## Given problem:
Output every line of the items below verbatim, without adding, dropping, or changing anything.

Collected data
=======
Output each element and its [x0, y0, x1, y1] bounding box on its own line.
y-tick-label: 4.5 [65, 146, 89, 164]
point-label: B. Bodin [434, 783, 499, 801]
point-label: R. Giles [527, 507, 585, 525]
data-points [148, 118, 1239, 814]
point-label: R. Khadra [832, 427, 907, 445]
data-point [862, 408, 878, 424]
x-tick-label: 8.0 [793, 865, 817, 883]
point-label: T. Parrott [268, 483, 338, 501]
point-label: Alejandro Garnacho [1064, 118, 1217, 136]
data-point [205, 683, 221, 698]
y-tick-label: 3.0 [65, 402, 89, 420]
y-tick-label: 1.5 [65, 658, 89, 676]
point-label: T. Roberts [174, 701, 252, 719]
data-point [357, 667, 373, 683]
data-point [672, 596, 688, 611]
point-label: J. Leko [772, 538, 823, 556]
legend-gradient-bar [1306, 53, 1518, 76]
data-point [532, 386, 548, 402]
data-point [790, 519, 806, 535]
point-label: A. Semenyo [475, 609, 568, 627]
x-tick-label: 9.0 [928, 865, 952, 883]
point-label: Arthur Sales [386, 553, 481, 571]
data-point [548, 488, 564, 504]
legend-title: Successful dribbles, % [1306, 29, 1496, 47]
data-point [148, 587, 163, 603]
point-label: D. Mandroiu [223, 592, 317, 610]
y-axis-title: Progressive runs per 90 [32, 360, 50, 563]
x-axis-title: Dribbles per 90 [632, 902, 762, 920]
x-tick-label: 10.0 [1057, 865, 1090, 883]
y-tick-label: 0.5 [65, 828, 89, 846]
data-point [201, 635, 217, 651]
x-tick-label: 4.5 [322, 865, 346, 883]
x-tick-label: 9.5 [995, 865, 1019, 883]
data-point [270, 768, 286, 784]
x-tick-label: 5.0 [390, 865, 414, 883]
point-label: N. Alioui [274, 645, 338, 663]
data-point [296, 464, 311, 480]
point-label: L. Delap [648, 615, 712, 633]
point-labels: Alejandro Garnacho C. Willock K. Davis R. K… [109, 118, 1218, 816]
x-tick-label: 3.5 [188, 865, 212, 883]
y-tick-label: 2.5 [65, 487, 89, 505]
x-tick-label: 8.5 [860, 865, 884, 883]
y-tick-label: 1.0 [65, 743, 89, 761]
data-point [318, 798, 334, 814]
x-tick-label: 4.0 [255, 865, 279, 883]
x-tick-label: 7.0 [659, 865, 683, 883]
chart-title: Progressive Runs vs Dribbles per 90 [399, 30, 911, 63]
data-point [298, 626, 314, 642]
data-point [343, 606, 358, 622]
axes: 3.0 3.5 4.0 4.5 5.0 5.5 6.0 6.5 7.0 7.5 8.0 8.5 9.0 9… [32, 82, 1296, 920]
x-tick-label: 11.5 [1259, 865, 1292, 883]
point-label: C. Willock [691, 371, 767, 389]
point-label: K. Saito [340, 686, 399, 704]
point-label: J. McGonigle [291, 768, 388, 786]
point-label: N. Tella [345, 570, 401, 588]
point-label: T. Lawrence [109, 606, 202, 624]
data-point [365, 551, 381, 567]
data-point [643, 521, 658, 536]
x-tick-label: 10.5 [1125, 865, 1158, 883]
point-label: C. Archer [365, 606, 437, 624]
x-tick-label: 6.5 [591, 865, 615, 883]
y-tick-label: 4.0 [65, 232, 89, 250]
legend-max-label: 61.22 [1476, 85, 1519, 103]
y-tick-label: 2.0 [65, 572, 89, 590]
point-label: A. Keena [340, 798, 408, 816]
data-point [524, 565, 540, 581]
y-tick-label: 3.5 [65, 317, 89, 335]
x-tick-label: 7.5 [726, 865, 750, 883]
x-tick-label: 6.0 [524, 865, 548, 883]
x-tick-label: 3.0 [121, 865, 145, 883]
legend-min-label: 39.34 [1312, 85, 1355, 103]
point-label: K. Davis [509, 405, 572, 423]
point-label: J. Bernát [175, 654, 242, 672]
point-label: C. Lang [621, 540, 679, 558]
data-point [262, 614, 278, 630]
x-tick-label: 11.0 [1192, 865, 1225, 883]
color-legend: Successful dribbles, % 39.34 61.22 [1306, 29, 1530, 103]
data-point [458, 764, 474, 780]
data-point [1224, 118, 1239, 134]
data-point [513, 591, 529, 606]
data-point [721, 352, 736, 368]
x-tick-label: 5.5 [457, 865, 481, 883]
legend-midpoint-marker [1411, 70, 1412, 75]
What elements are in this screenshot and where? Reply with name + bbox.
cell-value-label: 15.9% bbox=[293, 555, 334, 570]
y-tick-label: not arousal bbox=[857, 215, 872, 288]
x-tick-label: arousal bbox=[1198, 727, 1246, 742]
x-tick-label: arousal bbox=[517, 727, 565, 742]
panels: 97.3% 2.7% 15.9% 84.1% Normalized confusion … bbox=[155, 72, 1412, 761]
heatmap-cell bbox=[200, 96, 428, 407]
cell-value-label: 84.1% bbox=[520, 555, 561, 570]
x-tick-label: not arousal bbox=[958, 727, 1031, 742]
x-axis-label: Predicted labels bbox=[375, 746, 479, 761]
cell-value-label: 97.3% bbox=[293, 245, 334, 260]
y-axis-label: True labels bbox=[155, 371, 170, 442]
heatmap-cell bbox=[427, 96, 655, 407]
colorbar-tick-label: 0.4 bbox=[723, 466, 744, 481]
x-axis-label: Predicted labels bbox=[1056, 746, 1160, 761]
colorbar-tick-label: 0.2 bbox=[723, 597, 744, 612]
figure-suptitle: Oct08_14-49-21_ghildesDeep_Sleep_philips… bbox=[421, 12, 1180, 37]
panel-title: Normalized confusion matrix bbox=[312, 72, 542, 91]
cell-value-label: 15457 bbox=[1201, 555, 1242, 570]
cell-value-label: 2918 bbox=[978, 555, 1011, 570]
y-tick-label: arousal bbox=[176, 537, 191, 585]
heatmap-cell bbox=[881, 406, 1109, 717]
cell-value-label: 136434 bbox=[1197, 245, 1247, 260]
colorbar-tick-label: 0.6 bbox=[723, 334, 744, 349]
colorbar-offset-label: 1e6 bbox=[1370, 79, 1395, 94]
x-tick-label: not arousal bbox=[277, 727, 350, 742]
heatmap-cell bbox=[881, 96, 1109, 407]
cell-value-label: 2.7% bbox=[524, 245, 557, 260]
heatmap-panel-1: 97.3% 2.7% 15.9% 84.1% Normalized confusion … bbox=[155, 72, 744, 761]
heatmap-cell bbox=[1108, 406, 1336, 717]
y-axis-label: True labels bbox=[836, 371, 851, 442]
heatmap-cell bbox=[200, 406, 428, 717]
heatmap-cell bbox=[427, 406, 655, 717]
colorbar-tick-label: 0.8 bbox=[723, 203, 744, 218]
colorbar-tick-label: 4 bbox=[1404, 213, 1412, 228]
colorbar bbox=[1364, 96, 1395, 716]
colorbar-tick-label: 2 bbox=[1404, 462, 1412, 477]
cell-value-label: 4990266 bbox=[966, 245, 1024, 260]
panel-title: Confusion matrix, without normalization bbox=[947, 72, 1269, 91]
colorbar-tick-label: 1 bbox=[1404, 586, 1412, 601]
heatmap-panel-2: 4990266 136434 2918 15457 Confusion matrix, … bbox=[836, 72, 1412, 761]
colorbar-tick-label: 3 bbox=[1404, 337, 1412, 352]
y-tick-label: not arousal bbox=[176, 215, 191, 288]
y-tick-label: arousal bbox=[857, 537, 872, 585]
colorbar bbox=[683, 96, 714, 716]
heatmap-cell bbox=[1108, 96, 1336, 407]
=======
## Correct output:
Output each element and its [x0, y0, x1, y1] bounding box on its own line.
y-tick-label: 4.5 [65, 146, 89, 164]
point-label: B. Bodin [434, 783, 499, 801]
point-label: R. Giles [527, 507, 585, 525]
data-points [148, 118, 1239, 814]
point-label: R. Khadra [832, 427, 907, 445]
data-point [862, 408, 878, 424]
x-tick-label: 8.0 [793, 865, 817, 883]
point-label: T. Parrott [268, 483, 338, 501]
point-label: Alejandro Garnacho [1064, 118, 1217, 136]
data-point [205, 683, 221, 698]
y-tick-label: 3.0 [65, 402, 89, 420]
y-tick-label: 1.5 [65, 658, 89, 676]
point-label: T. Roberts [174, 701, 252, 719]
data-point [357, 667, 373, 683]
data-point [672, 596, 688, 611]
point-label: J. Leko [772, 538, 823, 556]
legend-gradient-bar [1306, 53, 1518, 76]
data-point [532, 386, 548, 402]
data-point [790, 519, 806, 535]
point-label: A. Semenyo [475, 609, 568, 627]
x-tick-label: 9.0 [928, 865, 952, 883]
point-label: Arthur Sales [386, 553, 481, 571]
data-point [548, 488, 564, 504]
legend-title: Successful dribbles, % [1306, 29, 1496, 47]
data-point [148, 587, 163, 603]
point-label: D. Mandroiu [223, 592, 317, 610]
y-axis-title: Progressive runs per 90 [32, 360, 50, 563]
x-axis-title: Dribbles per 90 [632, 902, 762, 920]
x-tick-label: 10.0 [1057, 865, 1090, 883]
y-tick-label: 0.5 [65, 828, 89, 846]
data-point [201, 635, 217, 651]
x-tick-label: 4.5 [322, 865, 346, 883]
x-tick-label: 9.5 [995, 865, 1019, 883]
data-point [270, 768, 286, 784]
x-tick-label: 5.0 [390, 865, 414, 883]
point-label: N. Alioui [274, 645, 338, 663]
data-point [296, 464, 311, 480]
point-label: L. Delap [648, 615, 712, 633]
point-labels: Alejandro Garnacho C. Willock K. Davis R. K… [109, 118, 1218, 816]
x-tick-label: 3.5 [188, 865, 212, 883]
y-tick-label: 2.5 [65, 487, 89, 505]
x-tick-label: 8.5 [860, 865, 884, 883]
y-tick-label: 1.0 [65, 743, 89, 761]
data-point [318, 798, 334, 814]
x-tick-label: 4.0 [255, 865, 279, 883]
x-tick-label: 7.0 [659, 865, 683, 883]
chart-title: Progressive Runs vs Dribbles per 90 [399, 30, 911, 63]
data-point [298, 626, 314, 642]
data-point [343, 606, 358, 622]
axes: 3.0 3.5 4.0 4.5 5.0 5.5 6.0 6.5 7.0 7.5 8.0 8.5 9.0 9… [32, 82, 1296, 920]
x-tick-label: 11.5 [1259, 865, 1292, 883]
point-label: C. Willock [691, 371, 767, 389]
point-label: K. Saito [340, 686, 399, 704]
point-label: J. McGonigle [291, 768, 388, 786]
point-label: N. Tella [345, 570, 401, 588]
point-label: T. Lawrence [109, 606, 202, 624]
data-point [365, 551, 381, 567]
data-point [643, 521, 658, 536]
x-tick-label: 10.5 [1125, 865, 1158, 883]
point-label: C. Archer [365, 606, 437, 624]
x-tick-label: 6.5 [591, 865, 615, 883]
y-tick-label: 4.0 [65, 232, 89, 250]
legend-max-label: 61.22 [1476, 85, 1519, 103]
y-tick-label: 2.0 [65, 572, 89, 590]
point-label: A. Keena [340, 798, 408, 816]
data-point [524, 565, 540, 581]
y-tick-label: 3.5 [65, 317, 89, 335]
x-tick-label: 7.5 [726, 865, 750, 883]
x-tick-label: 6.0 [524, 865, 548, 883]
x-tick-label: 3.0 [121, 865, 145, 883]
legend-min-label: 39.34 [1312, 85, 1355, 103]
point-label: K. Davis [509, 405, 572, 423]
point-label: J. Bernát [175, 654, 242, 672]
point-label: C. Lang [621, 540, 679, 558]
data-point [262, 614, 278, 630]
x-tick-label: 11.0 [1192, 865, 1225, 883]
color-legend: Successful dribbles, % 39.34 61.22 [1306, 29, 1530, 103]
data-point [458, 764, 474, 780]
data-point [1224, 118, 1239, 134]
data-point [513, 591, 529, 606]
data-point [721, 352, 736, 368]
x-tick-label: 5.5 [457, 865, 481, 883]
legend-midpoint-marker [1411, 70, 1412, 75]
What elements are in this screenshot and where? Reply with name + bbox.
cell-value-label: 15.9% bbox=[293, 555, 334, 570]
y-tick-label: not arousal bbox=[857, 215, 872, 288]
x-tick-label: arousal bbox=[1198, 727, 1246, 742]
x-tick-label: arousal bbox=[517, 727, 565, 742]
panels: 97.3% 2.7% 15.9% 84.1% Normalized confusion … bbox=[155, 72, 1412, 761]
heatmap-cell bbox=[200, 96, 428, 407]
cell-value-label: 84.1% bbox=[520, 555, 561, 570]
x-tick-label: not arousal bbox=[958, 727, 1031, 742]
x-axis-label: Predicted labels bbox=[375, 746, 479, 761]
cell-value-label: 97.3% bbox=[293, 245, 334, 260]
y-axis-label: True labels bbox=[155, 371, 170, 442]
heatmap-cell bbox=[427, 96, 655, 407]
colorbar-tick-label: 0.4 bbox=[723, 466, 744, 481]
x-axis-label: Predicted labels bbox=[1056, 746, 1160, 761]
colorbar-tick-label: 0.2 bbox=[723, 597, 744, 612]
figure-suptitle: Oct08_14-49-21_ghildesDeep_Sleep_philips… bbox=[421, 12, 1180, 37]
panel-title: Normalized confusion matrix bbox=[312, 72, 542, 91]
cell-value-label: 15457 bbox=[1201, 555, 1242, 570]
cell-value-label: 2918 bbox=[978, 555, 1011, 570]
y-tick-label: arousal bbox=[176, 537, 191, 585]
heatmap-cell bbox=[881, 406, 1109, 717]
cell-value-label: 136434 bbox=[1197, 245, 1247, 260]
colorbar-tick-label: 0.6 bbox=[723, 334, 744, 349]
colorbar-offset-label: 1e6 bbox=[1370, 79, 1395, 94]
x-tick-label: not arousal bbox=[277, 727, 350, 742]
heatmap-cell bbox=[881, 96, 1109, 407]
cell-value-label: 2.7% bbox=[524, 245, 557, 260]
heatmap-panel-1: 97.3% 2.7% 15.9% 84.1% Normalized confusion … bbox=[155, 72, 744, 761]
heatmap-cell bbox=[1108, 406, 1336, 717]
y-axis-label: True labels bbox=[836, 371, 851, 442]
heatmap-cell bbox=[200, 406, 428, 717]
heatmap-cell bbox=[427, 406, 655, 717]
colorbar-tick-label: 0.8 bbox=[723, 203, 744, 218]
colorbar-tick-label: 4 bbox=[1404, 213, 1412, 228]
colorbar bbox=[1364, 96, 1395, 716]
colorbar-tick-label: 2 bbox=[1404, 462, 1412, 477]
cell-value-label: 4990266 bbox=[966, 245, 1024, 260]
panel-title: Confusion matrix, without normalization bbox=[947, 72, 1269, 91]
colorbar-tick-label: 1 bbox=[1404, 586, 1412, 601]
heatmap-panel-2: 4990266 136434 2918 15457 Confusion matrix, … bbox=[836, 72, 1412, 761]
colorbar-tick-label: 3 bbox=[1404, 337, 1412, 352]
y-tick-label: not arousal bbox=[176, 215, 191, 288]
y-tick-label: arousal bbox=[857, 537, 872, 585]
colorbar bbox=[683, 96, 714, 716]
heatmap-cell bbox=[1108, 96, 1336, 407]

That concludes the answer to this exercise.